Select from the data all lines with the word "LOUISE".

(Rows from a dataset)
***

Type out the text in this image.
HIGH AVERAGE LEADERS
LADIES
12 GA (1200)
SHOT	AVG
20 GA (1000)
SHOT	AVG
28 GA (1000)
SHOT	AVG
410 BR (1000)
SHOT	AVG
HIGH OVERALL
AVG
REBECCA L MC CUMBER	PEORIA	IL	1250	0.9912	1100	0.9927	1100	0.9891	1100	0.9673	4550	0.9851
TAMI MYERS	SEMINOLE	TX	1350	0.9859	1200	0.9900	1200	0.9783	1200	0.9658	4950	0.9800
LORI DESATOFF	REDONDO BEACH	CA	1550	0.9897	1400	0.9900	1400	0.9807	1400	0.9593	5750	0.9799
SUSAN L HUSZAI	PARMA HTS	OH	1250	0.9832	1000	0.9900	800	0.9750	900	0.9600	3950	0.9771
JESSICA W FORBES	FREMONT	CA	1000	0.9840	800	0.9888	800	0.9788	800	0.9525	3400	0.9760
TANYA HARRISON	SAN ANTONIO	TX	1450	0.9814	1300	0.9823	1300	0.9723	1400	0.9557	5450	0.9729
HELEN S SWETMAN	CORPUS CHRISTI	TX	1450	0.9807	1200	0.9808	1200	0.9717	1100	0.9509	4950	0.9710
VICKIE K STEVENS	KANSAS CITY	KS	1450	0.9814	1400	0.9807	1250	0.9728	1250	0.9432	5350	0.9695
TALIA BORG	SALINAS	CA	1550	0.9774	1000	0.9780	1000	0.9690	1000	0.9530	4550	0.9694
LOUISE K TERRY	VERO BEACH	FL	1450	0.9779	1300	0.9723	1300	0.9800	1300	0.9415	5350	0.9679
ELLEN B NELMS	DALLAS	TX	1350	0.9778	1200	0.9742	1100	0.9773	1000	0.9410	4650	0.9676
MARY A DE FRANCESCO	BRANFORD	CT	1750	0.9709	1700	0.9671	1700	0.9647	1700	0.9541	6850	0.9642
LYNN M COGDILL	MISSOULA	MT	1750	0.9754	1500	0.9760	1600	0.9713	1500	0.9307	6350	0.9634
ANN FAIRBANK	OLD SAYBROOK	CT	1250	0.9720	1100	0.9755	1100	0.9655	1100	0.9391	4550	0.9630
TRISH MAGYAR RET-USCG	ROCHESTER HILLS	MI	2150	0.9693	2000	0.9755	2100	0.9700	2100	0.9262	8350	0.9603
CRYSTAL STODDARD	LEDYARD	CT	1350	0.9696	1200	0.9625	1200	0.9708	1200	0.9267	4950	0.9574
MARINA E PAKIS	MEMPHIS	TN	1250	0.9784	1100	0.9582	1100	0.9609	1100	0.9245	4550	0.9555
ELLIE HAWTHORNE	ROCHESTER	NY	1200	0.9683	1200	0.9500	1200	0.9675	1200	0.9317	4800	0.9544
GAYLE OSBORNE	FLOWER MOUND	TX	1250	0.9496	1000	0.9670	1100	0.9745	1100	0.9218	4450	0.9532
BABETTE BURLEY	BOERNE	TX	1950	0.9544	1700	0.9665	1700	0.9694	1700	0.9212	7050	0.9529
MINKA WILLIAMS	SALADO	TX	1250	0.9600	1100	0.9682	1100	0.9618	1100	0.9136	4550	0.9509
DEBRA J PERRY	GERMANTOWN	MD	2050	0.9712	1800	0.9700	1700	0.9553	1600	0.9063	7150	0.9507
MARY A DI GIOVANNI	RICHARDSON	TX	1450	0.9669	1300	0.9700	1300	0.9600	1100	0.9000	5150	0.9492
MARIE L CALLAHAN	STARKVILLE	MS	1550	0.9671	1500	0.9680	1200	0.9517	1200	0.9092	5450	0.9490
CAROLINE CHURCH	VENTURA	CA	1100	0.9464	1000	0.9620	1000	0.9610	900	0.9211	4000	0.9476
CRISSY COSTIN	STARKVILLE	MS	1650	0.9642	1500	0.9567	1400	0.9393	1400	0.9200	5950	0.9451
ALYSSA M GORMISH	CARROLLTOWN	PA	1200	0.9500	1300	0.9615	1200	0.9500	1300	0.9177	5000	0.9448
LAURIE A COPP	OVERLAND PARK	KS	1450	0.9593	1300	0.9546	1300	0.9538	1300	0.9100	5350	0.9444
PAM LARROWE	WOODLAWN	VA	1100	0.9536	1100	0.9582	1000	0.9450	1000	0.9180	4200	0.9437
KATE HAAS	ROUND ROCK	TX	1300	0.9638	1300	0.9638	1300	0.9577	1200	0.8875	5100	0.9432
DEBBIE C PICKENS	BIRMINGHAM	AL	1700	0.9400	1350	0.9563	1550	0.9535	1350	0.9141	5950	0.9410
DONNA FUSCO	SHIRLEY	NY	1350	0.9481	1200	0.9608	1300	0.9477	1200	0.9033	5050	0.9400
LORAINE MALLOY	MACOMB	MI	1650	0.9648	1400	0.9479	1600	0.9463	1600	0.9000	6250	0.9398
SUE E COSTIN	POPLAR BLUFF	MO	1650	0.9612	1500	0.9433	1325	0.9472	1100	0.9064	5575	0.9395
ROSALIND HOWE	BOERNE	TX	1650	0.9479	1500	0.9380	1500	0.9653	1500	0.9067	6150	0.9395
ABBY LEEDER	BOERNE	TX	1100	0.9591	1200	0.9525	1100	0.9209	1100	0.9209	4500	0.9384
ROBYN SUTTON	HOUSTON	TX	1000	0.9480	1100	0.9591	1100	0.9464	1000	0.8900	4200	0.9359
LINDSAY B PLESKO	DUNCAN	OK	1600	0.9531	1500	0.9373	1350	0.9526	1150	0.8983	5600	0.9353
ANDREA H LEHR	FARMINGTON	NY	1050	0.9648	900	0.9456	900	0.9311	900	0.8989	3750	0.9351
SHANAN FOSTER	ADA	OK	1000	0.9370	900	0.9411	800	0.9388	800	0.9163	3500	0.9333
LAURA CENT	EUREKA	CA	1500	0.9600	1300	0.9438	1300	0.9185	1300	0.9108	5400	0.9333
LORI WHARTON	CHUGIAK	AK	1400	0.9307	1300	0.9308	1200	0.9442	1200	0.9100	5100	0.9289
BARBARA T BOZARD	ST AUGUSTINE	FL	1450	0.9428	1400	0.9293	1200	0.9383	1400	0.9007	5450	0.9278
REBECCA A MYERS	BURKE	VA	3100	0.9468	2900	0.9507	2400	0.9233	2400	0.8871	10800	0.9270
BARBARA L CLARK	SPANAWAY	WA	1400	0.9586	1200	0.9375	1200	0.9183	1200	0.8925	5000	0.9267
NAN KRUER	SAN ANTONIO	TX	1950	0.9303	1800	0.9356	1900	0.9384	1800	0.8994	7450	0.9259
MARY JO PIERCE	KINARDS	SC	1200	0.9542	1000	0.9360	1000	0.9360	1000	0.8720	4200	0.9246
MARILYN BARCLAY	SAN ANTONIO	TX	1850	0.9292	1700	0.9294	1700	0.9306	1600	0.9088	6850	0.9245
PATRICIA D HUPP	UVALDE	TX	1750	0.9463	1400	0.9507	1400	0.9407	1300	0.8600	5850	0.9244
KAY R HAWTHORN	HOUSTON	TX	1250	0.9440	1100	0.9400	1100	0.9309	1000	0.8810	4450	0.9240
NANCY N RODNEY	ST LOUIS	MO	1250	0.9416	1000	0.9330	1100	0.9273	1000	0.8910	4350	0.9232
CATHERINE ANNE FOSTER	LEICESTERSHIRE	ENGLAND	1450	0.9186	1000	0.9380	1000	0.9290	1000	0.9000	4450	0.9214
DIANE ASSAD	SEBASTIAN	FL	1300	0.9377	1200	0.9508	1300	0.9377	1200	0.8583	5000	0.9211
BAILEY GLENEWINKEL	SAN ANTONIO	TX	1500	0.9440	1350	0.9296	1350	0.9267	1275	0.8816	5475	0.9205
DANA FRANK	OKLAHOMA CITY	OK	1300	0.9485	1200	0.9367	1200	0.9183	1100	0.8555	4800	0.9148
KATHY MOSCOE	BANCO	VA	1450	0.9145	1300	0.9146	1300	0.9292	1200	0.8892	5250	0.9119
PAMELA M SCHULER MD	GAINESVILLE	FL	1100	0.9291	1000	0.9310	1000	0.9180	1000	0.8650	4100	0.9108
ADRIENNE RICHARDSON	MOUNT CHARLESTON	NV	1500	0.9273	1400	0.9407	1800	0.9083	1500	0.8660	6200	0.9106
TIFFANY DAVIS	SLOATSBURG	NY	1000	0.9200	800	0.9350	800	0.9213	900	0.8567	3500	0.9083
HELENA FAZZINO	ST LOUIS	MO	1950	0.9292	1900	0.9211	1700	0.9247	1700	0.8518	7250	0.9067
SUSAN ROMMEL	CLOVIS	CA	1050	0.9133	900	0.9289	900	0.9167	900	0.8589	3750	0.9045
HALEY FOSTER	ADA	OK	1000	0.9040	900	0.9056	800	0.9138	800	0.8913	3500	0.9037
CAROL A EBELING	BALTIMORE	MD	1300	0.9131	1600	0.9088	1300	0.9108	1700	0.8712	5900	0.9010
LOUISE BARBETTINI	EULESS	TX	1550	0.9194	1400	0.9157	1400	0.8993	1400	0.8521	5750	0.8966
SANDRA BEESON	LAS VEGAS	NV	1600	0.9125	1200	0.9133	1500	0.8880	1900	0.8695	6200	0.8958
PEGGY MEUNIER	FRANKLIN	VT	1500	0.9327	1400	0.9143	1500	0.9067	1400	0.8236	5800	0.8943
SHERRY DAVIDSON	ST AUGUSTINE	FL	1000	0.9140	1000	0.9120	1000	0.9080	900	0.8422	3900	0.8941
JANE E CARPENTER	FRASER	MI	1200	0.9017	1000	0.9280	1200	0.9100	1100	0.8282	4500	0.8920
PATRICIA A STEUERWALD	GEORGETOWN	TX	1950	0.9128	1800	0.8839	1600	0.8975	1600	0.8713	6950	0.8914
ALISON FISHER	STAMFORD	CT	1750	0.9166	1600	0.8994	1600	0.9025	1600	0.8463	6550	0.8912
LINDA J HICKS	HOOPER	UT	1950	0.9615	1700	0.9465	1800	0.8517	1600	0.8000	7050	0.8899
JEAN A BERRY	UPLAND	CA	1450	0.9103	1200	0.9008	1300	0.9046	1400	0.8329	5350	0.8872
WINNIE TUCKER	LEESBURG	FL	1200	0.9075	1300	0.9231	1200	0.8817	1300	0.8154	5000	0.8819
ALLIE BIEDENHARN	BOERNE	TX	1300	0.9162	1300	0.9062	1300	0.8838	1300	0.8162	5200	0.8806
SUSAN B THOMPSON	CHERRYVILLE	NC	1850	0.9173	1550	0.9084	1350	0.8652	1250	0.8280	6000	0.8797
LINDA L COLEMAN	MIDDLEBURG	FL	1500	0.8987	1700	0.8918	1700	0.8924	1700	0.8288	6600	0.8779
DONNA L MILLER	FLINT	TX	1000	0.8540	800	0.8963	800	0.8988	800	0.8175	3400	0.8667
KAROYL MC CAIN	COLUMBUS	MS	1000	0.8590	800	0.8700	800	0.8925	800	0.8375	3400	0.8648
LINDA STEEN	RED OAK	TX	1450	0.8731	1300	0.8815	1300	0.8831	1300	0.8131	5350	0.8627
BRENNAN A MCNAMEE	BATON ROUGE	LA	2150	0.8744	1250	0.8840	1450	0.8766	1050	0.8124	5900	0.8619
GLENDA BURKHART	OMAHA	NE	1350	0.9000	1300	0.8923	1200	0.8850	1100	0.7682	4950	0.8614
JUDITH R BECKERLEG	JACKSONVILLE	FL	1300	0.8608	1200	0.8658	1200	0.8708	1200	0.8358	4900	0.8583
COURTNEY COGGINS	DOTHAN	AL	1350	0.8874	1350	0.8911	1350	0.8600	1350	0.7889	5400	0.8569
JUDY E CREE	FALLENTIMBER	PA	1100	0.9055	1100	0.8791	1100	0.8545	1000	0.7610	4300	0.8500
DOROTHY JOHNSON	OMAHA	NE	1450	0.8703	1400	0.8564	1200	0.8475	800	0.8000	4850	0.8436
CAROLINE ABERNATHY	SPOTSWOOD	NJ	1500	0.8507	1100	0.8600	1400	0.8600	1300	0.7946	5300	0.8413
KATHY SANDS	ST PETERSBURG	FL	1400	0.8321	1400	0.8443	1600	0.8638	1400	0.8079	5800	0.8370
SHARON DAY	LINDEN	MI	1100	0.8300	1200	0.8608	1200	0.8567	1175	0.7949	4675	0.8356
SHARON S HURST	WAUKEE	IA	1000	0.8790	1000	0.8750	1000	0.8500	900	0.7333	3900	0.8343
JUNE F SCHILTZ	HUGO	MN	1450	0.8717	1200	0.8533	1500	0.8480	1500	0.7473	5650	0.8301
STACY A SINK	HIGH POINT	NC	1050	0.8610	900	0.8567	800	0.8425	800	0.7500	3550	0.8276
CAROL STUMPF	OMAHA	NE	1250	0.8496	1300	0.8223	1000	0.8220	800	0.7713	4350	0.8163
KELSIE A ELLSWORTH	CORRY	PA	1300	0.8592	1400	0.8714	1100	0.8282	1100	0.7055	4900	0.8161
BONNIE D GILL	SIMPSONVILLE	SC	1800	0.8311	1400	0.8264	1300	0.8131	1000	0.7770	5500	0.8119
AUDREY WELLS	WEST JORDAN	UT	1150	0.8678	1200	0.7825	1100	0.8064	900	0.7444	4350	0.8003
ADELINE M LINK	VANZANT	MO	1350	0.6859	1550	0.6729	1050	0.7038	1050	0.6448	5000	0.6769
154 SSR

***

EXERCISE SOLUTION »
LOUISE K TERRY	VERO BEACH	FL	1450	0.9779	1300	0.9723	1300	0.9800	1300	0.9415	5350	0.9679
LOUISE BARBETTINI	EULESS	TX	1550	0.9194	1400	0.9157	1400	0.8993	1400	0.8521	5750	0.8966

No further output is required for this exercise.